* OBJECTIVE:
Copy each of the records below word for word.

>> START EXERCISE MATERIALS

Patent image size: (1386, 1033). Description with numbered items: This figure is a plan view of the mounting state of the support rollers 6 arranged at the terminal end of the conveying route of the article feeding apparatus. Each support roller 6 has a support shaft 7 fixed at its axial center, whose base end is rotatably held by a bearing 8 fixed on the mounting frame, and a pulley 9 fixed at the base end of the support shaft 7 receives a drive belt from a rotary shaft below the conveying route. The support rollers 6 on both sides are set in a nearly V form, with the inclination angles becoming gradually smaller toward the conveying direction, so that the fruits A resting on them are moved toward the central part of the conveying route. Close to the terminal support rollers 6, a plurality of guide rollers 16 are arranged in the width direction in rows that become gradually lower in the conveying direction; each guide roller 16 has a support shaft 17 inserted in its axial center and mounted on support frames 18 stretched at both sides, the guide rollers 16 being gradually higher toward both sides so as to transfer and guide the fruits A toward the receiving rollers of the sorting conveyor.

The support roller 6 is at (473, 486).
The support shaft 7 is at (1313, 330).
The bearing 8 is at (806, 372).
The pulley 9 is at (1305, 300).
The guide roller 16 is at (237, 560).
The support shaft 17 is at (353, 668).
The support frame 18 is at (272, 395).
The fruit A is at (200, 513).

>> END EXERCISE MATERIALS

* RESULT FOR THIS TASK:
Patent image size: (1386, 1033). Description with numbered items: This figure is a plan view of the mounting state of the support rollers 6 arranged at the terminal end of the conveying route of the article feeding apparatus. Each support roller 6 has a support shaft 7 fixed at its axial center, whose base end is rotatably held by a bearing 8 fixed on the mounting frame, and a pulley 9 fixed at the base end of the support shaft 7 receives a drive belt from a rotary shaft below the conveying route. The support rollers 6 on both sides are set in a nearly V form, with the inclination angles becoming gradually smaller toward the conveying direction, so that the fruits A resting on them are moved toward the central part of the conveying route. Close to the terminal support rollers 6, a plurality of guide rollers 16 are arranged in the width direction in rows that become gradually lower in the conveying direction; each guide roller 16 has a support shaft 17 inserted in its axial center and mounted on support frames 18 stretched at both sides, the guide rollers 16 being gradually higher toward both sides so as to transfer and guide the fruits A toward the receiving rollers of the sorting conveyor.

The support roller 6 is at (473, 486).
The support shaft 7 is at (1313, 330).
The bearing 8 is at (806, 372).
The pulley 9 is at (1305, 300).
The guide roller 16 is at (237, 560).
The support shaft 17 is at (353, 668).
The support frame 18 is at (272, 395).
The fruit A is at (200, 513).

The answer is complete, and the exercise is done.